What the task requires:
Give back a single number, the count of lines containing the word "affaire".

Rows from a dataset:
-*-*-

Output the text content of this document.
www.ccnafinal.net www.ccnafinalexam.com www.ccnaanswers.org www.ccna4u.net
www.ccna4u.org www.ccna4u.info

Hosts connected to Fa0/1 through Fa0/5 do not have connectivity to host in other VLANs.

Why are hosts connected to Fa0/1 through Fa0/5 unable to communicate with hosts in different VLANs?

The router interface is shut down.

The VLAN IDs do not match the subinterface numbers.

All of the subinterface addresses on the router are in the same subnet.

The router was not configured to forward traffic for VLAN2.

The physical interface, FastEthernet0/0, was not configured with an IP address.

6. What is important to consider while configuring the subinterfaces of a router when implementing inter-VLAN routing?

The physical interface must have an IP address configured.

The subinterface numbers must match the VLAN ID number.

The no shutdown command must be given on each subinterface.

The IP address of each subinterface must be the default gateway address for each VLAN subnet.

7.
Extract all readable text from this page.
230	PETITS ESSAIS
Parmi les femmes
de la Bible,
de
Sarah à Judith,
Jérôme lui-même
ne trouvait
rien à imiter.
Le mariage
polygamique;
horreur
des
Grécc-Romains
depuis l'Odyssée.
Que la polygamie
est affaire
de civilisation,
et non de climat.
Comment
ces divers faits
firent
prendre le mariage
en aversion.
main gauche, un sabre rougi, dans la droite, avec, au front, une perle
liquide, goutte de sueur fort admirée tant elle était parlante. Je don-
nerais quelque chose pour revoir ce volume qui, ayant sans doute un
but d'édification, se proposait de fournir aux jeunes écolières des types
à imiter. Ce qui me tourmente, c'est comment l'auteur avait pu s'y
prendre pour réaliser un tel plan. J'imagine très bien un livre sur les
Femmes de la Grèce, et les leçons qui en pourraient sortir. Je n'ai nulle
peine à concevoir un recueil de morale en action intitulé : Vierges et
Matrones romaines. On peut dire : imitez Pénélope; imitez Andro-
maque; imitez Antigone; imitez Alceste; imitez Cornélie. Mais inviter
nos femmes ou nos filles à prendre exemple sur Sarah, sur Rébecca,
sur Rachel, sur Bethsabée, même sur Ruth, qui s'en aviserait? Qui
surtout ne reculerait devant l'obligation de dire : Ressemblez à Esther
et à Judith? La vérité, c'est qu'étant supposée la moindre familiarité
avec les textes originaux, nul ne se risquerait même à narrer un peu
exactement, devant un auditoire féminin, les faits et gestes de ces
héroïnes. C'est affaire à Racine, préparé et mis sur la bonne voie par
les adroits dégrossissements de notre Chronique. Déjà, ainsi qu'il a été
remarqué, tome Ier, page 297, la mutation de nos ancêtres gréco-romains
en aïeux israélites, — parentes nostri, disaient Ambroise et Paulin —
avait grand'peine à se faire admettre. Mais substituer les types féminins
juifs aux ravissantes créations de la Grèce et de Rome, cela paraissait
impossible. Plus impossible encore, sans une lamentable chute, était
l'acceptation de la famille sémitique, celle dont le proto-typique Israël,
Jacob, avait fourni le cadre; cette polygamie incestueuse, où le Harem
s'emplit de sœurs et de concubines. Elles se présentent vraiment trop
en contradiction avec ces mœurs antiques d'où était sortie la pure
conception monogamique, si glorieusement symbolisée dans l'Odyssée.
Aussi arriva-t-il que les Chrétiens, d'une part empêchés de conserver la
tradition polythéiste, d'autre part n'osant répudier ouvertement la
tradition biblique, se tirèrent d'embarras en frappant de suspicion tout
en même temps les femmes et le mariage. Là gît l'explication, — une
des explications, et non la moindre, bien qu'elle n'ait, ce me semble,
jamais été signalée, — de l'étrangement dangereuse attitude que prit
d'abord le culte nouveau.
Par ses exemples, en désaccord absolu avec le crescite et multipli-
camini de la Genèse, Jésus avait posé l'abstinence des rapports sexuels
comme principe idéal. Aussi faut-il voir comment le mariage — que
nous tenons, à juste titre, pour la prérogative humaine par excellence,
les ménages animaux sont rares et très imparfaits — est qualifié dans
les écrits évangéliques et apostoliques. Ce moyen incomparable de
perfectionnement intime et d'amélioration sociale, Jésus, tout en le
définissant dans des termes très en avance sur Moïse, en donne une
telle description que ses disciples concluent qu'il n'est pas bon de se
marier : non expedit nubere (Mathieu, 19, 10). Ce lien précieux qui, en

-*-*-

Answer to this task:
2